▶ Questions:
1. In the gym scene of the story excerpt, what is the woman practicing when the narrator first sees her?
2. Carry on the story excerpt about the night in the gym, beginning after its final line.
### Page text ###
WarpGirl wrote:I wanted to prove them wrong so badly. To say to them all, (I win). But over the years things have been changing. I met a woman who I could not put in the same box as the rest of them. Then the man who made my dad's professional life one long migraine turned out to be an invaluable ally. Now this “consciousness” has taken up residence in my mind. I studied his works. He's nothing like what I thought he was. No, 'I know better than you human,' attitude. I am wondering, do I need to win?
WarpGirl wrote:I head for the gym. When I get there, I notice the lights are down as dim as possible, and it seems empty. But my eyes adjust and I see her. She's practicing a Kata, her form is off. Finally, she drops on the mat.
“Hey.”
“You can't sleep.”
“Not tonight.”
“They're sticking needles in my head again. When I'm asleep I can feel the pain. I can't fight it.”
### Record set ###
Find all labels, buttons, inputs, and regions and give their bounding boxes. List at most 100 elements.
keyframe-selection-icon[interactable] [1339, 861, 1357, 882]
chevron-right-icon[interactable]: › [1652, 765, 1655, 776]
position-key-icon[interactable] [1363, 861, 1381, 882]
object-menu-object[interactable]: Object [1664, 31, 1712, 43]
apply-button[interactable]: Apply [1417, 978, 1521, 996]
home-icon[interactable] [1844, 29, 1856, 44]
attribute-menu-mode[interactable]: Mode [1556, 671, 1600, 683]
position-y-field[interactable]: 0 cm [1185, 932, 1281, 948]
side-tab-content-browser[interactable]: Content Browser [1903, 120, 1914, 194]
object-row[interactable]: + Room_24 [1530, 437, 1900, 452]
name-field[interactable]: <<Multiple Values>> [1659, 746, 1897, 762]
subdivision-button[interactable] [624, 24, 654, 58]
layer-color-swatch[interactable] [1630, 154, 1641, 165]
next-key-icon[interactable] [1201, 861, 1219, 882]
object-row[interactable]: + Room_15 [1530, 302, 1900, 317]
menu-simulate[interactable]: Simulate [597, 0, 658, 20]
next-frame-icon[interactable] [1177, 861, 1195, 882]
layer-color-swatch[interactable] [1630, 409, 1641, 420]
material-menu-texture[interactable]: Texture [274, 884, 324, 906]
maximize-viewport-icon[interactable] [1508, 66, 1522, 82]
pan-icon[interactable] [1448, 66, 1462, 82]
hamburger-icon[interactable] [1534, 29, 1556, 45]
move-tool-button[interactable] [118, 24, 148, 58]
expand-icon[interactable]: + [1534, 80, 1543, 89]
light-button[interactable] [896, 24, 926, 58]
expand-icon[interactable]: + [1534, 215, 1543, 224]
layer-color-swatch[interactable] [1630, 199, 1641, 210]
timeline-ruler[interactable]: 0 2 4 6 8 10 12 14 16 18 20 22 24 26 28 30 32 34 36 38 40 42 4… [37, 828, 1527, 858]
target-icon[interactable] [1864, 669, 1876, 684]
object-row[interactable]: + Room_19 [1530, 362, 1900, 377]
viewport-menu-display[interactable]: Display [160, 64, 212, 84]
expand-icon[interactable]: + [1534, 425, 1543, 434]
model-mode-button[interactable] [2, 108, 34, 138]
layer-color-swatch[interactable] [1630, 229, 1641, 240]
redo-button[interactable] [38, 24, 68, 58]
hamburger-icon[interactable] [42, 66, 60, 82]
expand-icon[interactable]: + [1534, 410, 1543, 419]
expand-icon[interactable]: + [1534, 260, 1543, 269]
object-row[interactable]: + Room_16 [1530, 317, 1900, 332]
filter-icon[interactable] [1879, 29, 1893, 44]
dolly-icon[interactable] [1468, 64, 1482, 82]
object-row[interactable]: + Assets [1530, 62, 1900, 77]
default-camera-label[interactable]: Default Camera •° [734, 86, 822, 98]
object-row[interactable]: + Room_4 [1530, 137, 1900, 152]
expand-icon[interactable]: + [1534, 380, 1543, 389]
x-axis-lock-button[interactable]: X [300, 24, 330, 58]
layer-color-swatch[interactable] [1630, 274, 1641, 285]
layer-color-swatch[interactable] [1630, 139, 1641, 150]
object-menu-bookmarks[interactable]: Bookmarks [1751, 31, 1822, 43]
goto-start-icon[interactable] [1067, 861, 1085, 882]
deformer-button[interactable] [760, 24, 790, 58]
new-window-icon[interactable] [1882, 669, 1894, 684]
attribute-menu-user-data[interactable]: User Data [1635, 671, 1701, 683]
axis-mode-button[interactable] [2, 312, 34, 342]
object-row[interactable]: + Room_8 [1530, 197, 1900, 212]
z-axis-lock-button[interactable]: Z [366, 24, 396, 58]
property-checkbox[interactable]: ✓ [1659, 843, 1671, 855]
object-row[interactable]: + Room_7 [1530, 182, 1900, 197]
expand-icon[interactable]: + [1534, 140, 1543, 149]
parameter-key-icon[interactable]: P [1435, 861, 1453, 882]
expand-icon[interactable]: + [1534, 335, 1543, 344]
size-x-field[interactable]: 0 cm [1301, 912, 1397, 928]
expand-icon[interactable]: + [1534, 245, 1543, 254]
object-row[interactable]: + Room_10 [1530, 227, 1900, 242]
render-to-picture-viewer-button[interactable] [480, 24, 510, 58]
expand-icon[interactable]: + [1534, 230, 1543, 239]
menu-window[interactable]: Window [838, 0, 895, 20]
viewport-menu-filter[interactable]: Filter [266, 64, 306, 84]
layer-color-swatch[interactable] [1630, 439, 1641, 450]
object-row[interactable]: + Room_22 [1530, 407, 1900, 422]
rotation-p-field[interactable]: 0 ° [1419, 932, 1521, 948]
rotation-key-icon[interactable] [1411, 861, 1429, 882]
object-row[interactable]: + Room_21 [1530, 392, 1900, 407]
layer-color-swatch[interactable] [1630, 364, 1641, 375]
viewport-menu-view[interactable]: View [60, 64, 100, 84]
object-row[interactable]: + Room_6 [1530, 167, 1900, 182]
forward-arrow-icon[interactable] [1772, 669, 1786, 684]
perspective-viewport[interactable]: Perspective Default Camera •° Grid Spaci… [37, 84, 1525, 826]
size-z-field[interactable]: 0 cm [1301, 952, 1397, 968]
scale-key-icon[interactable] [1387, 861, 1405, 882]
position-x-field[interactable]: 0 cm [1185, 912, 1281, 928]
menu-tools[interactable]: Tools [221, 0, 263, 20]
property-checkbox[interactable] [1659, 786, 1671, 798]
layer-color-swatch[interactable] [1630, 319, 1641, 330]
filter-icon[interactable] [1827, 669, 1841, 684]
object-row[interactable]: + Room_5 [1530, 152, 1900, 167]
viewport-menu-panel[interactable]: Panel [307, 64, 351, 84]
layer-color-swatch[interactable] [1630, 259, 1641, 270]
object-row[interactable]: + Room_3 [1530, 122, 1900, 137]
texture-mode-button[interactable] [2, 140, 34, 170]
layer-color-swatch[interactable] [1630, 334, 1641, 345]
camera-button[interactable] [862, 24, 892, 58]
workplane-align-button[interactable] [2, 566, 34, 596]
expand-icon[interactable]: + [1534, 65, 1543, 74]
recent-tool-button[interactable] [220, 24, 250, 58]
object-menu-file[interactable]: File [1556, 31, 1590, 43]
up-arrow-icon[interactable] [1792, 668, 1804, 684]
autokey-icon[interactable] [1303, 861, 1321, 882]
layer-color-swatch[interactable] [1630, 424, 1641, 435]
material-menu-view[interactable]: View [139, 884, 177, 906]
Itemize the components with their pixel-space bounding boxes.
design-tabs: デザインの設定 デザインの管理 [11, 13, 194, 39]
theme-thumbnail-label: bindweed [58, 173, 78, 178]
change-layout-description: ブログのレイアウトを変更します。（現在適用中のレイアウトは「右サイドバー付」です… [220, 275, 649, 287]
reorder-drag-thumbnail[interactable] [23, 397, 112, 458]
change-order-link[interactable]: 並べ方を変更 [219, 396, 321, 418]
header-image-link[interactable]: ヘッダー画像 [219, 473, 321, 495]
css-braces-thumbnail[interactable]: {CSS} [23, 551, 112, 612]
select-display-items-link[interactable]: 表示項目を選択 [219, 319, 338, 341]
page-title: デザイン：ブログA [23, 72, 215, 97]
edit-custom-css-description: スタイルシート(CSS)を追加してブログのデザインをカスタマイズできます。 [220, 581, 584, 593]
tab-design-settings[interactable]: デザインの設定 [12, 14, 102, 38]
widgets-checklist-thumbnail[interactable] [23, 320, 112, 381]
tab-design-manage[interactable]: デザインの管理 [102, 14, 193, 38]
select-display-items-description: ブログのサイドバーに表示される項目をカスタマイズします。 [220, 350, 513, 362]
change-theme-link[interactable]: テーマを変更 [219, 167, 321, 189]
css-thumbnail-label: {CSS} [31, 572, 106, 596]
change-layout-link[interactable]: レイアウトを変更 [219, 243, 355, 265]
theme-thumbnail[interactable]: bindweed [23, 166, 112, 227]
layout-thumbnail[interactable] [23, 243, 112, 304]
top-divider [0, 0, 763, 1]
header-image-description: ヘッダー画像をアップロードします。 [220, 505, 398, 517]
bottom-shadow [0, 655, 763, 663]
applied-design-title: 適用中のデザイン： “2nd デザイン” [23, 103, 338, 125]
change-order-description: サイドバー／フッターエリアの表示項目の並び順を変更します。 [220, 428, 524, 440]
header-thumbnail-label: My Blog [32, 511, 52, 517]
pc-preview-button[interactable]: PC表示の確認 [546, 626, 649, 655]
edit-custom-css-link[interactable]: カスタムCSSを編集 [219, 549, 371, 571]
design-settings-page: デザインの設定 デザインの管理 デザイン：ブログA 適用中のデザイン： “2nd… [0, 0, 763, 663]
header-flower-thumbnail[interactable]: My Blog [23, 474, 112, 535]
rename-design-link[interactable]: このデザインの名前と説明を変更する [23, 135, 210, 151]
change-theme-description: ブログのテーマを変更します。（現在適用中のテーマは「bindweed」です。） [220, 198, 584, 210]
###
▶ Expected responses:
1. She is practicing a kata.

2.
I drop on the mat and hold her. “You don't have to be strong right now. I'm sorry, I didn't save you.”
“You are now.”
WarpGirl wrote:There are just some things a guy like me doesn't need to know. But thanks to an alien that's actually a sapient gooey spider web I know them now.
I didn't need to know the Captain's favorite fantasy was of Captain Hernandez in a hot tub in Mexico.
I didn't need to know Jen gets up at 0430 to watch Commander Reed workout. So much for “looking at the stars,” with me.
Now I'm praying I never get assigned to Columbia.
What does Jen see in Reed anyway? I'm bigger than he is.
I really shouldn't know these things!
WarpGirl wrote:Poor child. I look over the past century and wonder when we started to drift so far from our beliefs. When did the teachings of Infinite Diversity, Infinite Combinations give way to harsh intolerance, and oppression? When did breaking treaties and mistreating our allies become the acceptable and logical course? This isn't why I have worked to hard to bring peace between peoples for so many decades. When I look at this child I see hope. She is learning from these people, she is growing. Perhaps she and others like her will bring our people back to the true path.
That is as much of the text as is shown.